Objective: What lines of the data include the string "time"? Copy them all.

━━━━━━━━━━━━━━━━━━━━

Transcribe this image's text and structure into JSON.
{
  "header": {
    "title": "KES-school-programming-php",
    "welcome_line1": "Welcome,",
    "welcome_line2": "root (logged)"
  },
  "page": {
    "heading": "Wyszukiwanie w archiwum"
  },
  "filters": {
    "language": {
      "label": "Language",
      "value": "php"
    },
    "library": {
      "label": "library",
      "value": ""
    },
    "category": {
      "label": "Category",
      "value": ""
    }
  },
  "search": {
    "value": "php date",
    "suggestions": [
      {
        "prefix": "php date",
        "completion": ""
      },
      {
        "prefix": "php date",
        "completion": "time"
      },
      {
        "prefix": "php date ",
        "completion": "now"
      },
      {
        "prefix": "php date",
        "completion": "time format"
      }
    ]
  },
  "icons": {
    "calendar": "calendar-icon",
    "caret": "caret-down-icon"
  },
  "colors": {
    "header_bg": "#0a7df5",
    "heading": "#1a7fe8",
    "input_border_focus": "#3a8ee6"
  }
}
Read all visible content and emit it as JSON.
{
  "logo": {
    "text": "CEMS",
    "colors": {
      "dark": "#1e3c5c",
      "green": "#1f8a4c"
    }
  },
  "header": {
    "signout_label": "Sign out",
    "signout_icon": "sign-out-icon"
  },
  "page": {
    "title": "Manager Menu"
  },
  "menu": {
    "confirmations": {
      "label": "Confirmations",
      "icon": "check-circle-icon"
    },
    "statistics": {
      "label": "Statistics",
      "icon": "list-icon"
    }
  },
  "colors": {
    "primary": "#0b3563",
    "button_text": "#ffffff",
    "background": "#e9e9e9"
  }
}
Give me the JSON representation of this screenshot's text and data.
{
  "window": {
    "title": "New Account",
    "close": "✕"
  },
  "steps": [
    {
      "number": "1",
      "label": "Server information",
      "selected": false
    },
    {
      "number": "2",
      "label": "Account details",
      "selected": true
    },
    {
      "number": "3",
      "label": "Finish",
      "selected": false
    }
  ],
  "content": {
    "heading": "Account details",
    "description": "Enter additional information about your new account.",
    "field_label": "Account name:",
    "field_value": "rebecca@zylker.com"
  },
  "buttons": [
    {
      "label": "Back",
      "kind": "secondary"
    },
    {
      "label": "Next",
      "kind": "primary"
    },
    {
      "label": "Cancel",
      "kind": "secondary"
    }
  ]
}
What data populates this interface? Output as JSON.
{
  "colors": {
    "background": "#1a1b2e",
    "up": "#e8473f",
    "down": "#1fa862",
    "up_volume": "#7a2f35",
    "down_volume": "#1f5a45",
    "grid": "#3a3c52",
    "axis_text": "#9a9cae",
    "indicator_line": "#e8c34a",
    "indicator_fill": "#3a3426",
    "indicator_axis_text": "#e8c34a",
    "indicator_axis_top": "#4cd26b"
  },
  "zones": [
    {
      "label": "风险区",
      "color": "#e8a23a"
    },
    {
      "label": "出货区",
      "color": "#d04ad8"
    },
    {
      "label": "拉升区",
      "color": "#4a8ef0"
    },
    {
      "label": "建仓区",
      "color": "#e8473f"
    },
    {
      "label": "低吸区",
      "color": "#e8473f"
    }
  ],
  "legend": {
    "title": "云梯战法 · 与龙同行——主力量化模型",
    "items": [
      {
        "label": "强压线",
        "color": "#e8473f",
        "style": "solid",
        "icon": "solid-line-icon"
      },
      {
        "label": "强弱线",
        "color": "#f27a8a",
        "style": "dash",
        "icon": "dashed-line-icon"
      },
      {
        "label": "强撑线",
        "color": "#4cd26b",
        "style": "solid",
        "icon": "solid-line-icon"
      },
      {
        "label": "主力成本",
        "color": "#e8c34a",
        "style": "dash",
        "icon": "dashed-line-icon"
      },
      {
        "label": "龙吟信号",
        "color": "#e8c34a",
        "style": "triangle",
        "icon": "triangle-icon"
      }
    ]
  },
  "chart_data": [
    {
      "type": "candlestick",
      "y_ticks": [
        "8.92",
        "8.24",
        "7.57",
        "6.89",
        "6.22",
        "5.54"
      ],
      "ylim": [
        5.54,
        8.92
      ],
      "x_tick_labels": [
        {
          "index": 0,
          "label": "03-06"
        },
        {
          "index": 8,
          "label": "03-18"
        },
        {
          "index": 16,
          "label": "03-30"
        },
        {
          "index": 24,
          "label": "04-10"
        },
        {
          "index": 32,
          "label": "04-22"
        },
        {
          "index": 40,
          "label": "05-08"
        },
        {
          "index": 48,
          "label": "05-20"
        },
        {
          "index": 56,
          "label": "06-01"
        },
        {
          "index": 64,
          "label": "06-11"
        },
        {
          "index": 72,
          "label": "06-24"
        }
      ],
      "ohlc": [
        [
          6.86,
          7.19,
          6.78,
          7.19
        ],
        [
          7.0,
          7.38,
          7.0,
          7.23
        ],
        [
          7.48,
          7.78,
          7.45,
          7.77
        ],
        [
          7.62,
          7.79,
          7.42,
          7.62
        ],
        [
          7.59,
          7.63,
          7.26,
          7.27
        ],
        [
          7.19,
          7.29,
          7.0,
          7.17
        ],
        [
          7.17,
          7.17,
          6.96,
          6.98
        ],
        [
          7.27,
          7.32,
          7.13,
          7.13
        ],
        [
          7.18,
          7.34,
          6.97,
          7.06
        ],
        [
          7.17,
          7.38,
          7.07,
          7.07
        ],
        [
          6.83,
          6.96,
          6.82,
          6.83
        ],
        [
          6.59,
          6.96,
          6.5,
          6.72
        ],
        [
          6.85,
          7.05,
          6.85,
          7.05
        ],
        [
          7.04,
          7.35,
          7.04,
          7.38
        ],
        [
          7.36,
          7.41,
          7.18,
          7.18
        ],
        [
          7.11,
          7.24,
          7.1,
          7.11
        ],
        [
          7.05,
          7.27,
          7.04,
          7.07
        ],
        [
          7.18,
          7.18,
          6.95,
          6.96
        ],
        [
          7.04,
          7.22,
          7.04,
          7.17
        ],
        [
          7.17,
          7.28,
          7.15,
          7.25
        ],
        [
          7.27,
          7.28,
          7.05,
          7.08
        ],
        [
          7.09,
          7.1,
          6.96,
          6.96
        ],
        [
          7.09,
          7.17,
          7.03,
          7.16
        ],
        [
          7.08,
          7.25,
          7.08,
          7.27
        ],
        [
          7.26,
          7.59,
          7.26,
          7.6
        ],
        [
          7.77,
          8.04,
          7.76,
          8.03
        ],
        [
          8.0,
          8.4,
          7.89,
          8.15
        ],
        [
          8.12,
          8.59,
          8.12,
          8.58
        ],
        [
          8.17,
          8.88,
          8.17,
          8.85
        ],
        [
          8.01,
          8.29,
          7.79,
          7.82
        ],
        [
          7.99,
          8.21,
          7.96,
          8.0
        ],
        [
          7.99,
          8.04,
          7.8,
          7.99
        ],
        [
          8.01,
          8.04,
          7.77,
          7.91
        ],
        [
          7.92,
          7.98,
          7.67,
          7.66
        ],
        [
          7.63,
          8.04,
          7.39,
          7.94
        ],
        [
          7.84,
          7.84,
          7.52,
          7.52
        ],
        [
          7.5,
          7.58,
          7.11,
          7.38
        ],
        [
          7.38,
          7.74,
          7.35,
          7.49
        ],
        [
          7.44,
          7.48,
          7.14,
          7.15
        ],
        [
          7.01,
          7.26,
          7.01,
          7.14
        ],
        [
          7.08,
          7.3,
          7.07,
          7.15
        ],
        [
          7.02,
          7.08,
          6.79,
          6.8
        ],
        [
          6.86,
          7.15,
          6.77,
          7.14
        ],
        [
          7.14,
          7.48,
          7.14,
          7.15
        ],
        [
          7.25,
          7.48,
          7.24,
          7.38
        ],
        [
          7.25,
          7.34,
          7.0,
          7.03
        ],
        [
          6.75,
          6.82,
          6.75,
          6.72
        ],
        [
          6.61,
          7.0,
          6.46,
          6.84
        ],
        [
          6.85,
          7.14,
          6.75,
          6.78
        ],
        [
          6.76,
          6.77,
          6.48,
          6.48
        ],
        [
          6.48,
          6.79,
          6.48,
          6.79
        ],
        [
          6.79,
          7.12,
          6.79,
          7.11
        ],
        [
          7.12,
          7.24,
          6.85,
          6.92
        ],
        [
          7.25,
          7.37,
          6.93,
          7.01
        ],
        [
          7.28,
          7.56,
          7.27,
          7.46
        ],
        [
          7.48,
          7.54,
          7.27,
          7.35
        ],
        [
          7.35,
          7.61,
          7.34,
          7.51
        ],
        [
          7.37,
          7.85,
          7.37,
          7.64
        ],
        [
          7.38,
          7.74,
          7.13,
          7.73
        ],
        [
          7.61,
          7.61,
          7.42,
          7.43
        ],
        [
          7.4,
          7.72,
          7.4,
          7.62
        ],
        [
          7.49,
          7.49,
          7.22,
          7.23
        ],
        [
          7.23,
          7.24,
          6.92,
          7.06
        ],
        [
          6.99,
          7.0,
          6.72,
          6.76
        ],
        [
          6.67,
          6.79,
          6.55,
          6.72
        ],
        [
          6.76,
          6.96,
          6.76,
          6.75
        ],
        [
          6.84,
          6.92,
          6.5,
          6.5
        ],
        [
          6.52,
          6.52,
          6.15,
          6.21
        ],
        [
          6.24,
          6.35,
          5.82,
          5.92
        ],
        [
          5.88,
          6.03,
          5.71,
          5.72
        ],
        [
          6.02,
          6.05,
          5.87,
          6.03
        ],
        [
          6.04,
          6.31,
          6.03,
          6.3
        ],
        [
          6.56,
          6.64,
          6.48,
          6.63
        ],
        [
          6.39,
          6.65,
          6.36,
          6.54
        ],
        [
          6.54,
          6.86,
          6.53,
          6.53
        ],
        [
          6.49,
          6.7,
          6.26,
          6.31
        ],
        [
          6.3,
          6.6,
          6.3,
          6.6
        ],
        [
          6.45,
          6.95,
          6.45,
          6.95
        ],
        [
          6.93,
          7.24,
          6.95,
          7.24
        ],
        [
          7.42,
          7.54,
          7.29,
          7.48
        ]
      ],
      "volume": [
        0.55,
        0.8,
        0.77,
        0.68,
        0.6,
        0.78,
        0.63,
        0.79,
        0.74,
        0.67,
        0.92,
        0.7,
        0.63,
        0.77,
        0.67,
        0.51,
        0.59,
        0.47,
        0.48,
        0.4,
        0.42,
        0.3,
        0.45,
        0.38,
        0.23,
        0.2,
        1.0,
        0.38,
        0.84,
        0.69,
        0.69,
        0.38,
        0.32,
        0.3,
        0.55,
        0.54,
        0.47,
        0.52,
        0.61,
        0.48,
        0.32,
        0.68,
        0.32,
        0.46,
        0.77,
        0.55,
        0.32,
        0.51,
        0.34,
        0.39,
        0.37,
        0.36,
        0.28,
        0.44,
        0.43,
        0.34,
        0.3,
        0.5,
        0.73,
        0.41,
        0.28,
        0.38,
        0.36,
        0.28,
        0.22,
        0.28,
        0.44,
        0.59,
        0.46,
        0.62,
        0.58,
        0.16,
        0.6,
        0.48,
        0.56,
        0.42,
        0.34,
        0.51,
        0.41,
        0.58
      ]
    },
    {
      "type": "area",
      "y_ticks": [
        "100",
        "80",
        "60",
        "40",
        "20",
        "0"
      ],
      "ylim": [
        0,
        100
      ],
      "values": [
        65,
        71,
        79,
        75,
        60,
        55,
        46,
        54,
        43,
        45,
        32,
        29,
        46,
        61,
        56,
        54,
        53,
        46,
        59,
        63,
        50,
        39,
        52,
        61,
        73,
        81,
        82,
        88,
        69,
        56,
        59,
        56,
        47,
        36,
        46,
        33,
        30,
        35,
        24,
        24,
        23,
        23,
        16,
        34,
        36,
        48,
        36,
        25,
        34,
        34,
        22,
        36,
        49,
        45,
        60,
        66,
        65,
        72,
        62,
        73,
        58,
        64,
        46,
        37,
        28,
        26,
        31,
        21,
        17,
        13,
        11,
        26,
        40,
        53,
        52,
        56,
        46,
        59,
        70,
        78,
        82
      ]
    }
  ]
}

━━━━━━━━━━━━━━━━━━━━

Exercise output:
        "completion": "time"
        "completion": "time format"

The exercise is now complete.